▸ **Figure dataset records**:
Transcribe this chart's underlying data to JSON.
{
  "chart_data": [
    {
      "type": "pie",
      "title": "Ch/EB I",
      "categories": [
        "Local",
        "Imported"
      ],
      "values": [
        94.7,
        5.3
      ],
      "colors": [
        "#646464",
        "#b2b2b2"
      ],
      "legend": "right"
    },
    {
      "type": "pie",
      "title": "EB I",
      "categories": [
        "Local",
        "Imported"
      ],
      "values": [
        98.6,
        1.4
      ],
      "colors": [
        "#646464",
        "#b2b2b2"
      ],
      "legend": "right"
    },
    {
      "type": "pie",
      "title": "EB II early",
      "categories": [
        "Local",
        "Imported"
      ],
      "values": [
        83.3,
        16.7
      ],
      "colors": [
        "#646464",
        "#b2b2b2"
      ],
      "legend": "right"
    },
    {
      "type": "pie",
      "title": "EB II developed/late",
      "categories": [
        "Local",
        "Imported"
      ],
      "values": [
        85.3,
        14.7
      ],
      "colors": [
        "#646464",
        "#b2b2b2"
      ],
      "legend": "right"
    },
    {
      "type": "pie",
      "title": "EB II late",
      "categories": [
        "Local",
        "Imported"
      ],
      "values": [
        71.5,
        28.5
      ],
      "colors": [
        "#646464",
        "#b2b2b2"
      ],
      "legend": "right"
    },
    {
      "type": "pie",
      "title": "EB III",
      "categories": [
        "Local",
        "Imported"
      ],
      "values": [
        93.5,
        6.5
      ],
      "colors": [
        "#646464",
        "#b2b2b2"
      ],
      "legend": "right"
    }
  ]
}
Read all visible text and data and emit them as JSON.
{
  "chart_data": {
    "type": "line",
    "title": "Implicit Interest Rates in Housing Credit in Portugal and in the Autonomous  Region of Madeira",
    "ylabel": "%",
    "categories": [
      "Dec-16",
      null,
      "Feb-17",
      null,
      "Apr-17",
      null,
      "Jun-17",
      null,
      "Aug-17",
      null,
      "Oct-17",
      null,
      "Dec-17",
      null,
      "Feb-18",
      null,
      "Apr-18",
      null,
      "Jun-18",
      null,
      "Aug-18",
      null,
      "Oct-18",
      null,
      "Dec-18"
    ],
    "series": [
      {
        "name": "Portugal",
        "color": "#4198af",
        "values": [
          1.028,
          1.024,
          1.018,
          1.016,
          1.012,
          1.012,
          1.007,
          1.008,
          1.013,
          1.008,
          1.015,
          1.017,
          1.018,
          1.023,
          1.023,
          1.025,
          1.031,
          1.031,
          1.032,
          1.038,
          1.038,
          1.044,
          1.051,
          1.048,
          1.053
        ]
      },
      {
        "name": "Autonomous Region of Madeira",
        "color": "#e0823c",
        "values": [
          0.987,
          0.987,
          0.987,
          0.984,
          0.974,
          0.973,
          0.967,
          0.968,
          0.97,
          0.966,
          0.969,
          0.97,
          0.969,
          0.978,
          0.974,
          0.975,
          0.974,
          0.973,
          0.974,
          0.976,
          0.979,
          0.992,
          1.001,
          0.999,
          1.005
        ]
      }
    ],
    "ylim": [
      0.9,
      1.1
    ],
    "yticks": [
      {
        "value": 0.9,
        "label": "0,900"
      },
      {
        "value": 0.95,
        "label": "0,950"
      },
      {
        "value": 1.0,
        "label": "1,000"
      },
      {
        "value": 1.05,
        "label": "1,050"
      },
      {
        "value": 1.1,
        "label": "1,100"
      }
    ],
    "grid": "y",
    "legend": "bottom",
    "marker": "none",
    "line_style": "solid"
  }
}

▸ **EXERCISE**: In the entries above, count each line that holds "Portugal". Give the total and nothing else.

▸ **SOLUTION TO THE EXERCISE**: 2